Skip all pictures, then print the remaining material exactly.

-------- Entries --------

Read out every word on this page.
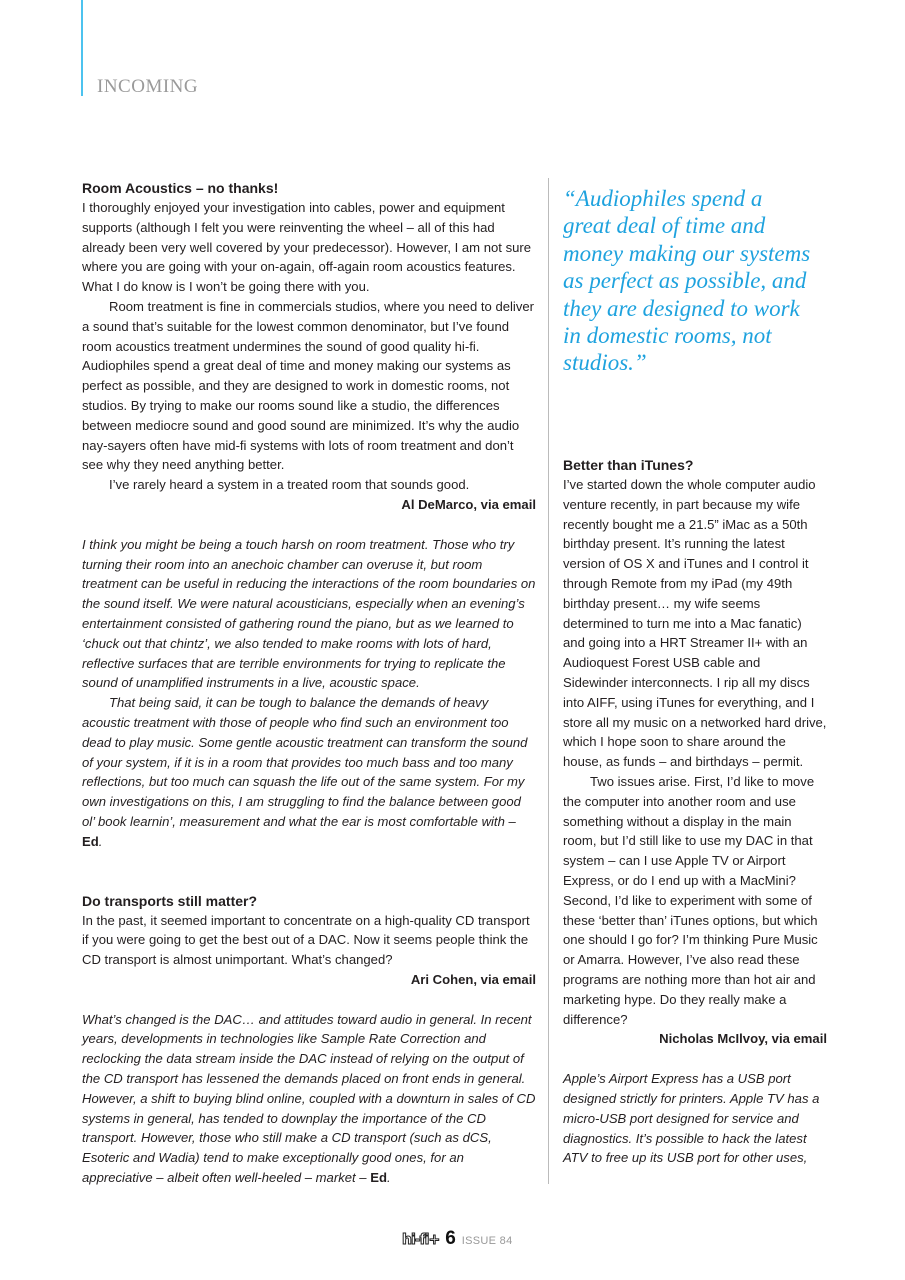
INCOMING
Room Acoustics – no thanks!

I thoroughly enjoyed your investigation into cables, power and equipment supports (although I felt you were reinventing the wheel – all of this had already been very well covered by your predecessor). However, I am not sure where you are going with your on-again, off-again room acoustics features. What I do know is I won’t be going there with you.

Room treatment is fine in commercials studios, where you need to deliver a sound that’s suitable for the lowest common denominator, but I’ve found room acoustics treatment undermines the sound of good quality hi-fi. Audiophiles spend a great deal of time and money making our systems as perfect as possible, and they are designed to work in domestic rooms, not studios. By trying to make our rooms sound like a studio, the differences between mediocre sound and good sound are minimized. It’s why the audio nay-sayers often have mid-fi systems with lots of room treatment and don’t see why they need anything better.

I’ve rarely heard a system in a treated room that sounds good.

Al DeMarco, via email

I think you might be being a touch harsh on room treatment. Those who try turning their room into an anechoic chamber can overuse it, but room treatment can be useful in reducing the interactions of the room boundaries on the sound itself. We were natural acousticians, especially when an evening’s entertainment consisted of gathering round the piano, but as we learned to ‘chuck out that chintz’, we also tended to make rooms with lots of hard, reflective surfaces that are terrible environments for trying to replicate the sound of unamplified instruments in a live, acoustic space.

That being said, it can be tough to balance the demands of heavy acoustic treatment with those of people who find such an environment too dead to play music. Some gentle acoustic treatment can transform the sound of your system, if it is in a room that provides too much bass and too many reflections, but too much can squash the life out of the same system. For my own investigations on this, I am struggling to find the balance between good ol’ book learnin’, measurement and what the ear is most comfortable with – Ed.

Do transports still matter?

In the past, it seemed important to concentrate on a high-quality CD transport if you were going to get the best out of a DAC. Now it seems people think the CD transport is almost unimportant. What’s changed?

Ari Cohen, via email

What’s changed is the DAC… and attitudes toward audio in general. In recent years, developments in technologies like Sample Rate Correction and reclocking the data stream inside the DAC instead of relying on the output of the CD transport has lessened the demands placed on front ends in general. However, a shift to buying blind online, coupled with a downturn in sales of CD systems in general, has tended to downplay the importance of the CD transport. However, those who still make a CD transport (such as dCS, Esoteric and Wadia) tend to make exceptionally good ones, for an appreciative – albeit often well-heeled – market – Ed.

“Audiophiles spend a great deal of time and money making our systems as perfect as possible, and they are designed to work in domestic rooms, not studios.”
Better than iTunes?

I’ve started down the whole computer audio venture recently, in part because my wife recently bought me a 21.5” iMac as a 50th birthday present. It’s running the latest version of OS X and iTunes and I control it through Remote from my iPad (my 49th birthday present… my wife seems determined to turn me into a Mac fanatic) and going into a HRT Streamer II+ with an Audioquest Forest USB cable and Sidewinder interconnects. I rip all my discs into AIFF, using iTunes for everything, and I store all my music on a networked hard drive, which I hope soon to share around the house, as funds – and birthdays – permit.

Two issues arise. First, I’d like to move the computer into another room and use something without a display in the main room, but I’d still like to use my DAC in that system – can I use Apple TV or Airport Express, or do I end up with a MacMini? Second, I’d like to experiment with some of these ‘better than’ iTunes options, but which one should I go for? I’m thinking Pure Music or Amarra. However, I’ve also read these programs are nothing more than hot air and marketing hype. Do they really make a difference?

Nicholas McIlvoy, via email

Apple’s Airport Express has a USB port designed strictly for printers. Apple TV has a micro-USB port designed for service and diagnostics. It’s possible to hack the latest ATV to free up its USB port for other uses,

hi-fi+ 6 ISSUE 84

--------

Answer for the task —
Read out every word on this page.
INCOMING
Room Acoustics – no thanks!

I thoroughly enjoyed your investigation into cables, power and equipment supports (although I felt you were reinventing the wheel – all of this had already been very well covered by your predecessor). However, I am not sure where you are going with your on-again, off-again room acoustics features. What I do know is I won’t be going there with you.

Room treatment is fine in commercials studios, where you need to deliver a sound that’s suitable for the lowest common denominator, but I’ve found room acoustics treatment undermines the sound of good quality hi-fi. Audiophiles spend a great deal of time and money making our systems as perfect as possible, and they are designed to work in domestic rooms, not studios. By trying to make our rooms sound like a studio, the differences between mediocre sound and good sound are minimized. It’s why the audio nay-sayers often have mid-fi systems with lots of room treatment and don’t see why they need anything better.

I’ve rarely heard a system in a treated room that sounds good.

Al DeMarco, via email

I think you might be being a touch harsh on room treatment. Those who try turning their room into an anechoic chamber can overuse it, but room treatment can be useful in reducing the interactions of the room boundaries on the sound itself. We were natural acousticians, especially when an evening’s entertainment consisted of gathering round the piano, but as we learned to ‘chuck out that chintz’, we also tended to make rooms with lots of hard, reflective surfaces that are terrible environments for trying to replicate the sound of unamplified instruments in a live, acoustic space.

That being said, it can be tough to balance the demands of heavy acoustic treatment with those of people who find such an environment too dead to play music. Some gentle acoustic treatment can transform the sound of your system, if it is in a room that provides too much bass and too many reflections, but too much can squash the life out of the same system. For my own investigations on this, I am struggling to find the balance between good ol’ book learnin’, measurement and what the ear is most comfortable with – Ed.

Do transports still matter?

In the past, it seemed important to concentrate on a high-quality CD transport if you were going to get the best out of a DAC. Now it seems people think the CD transport is almost unimportant. What’s changed?

Ari Cohen, via email

What’s changed is the DAC… and attitudes toward audio in general. In recent years, developments in technologies like Sample Rate Correction and reclocking the data stream inside the DAC instead of relying on the output of the CD transport has lessened the demands placed on front ends in general. However, a shift to buying blind online, coupled with a downturn in sales of CD systems in general, has tended to downplay the importance of the CD transport. However, those who still make a CD transport (such as dCS, Esoteric and Wadia) tend to make exceptionally good ones, for an appreciative – albeit often well-heeled – market – Ed.

“Audiophiles spend a great deal of time and money making our systems as perfect as possible, and they are designed to work in domestic rooms, not studios.”
Better than iTunes?

I’ve started down the whole computer audio venture recently, in part because my wife recently bought me a 21.5” iMac as a 50th birthday present. It’s running the latest version of OS X and iTunes and I control it through Remote from my iPad (my 49th birthday present… my wife seems determined to turn me into a Mac fanatic) and going into a HRT Streamer II+ with an Audioquest Forest USB cable and Sidewinder interconnects. I rip all my discs into AIFF, using iTunes for everything, and I store all my music on a networked hard drive, which I hope soon to share around the house, as funds – and birthdays – permit.

Two issues arise. First, I’d like to move the computer into another room and use something without a display in the main room, but I’d still like to use my DAC in that system – can I use Apple TV or Airport Express, or do I end up with a MacMini? Second, I’d like to experiment with some of these ‘better than’ iTunes options, but which one should I go for? I’m thinking Pure Music or Amarra. However, I’ve also read these programs are nothing more than hot air and marketing hype. Do they really make a difference?

Nicholas McIlvoy, via email

Apple’s Airport Express has a USB port designed strictly for printers. Apple TV has a micro-USB port designed for service and diagnostics. It’s possible to hack the latest ATV to free up its USB port for other uses,

hi-fi+ 6 ISSUE 84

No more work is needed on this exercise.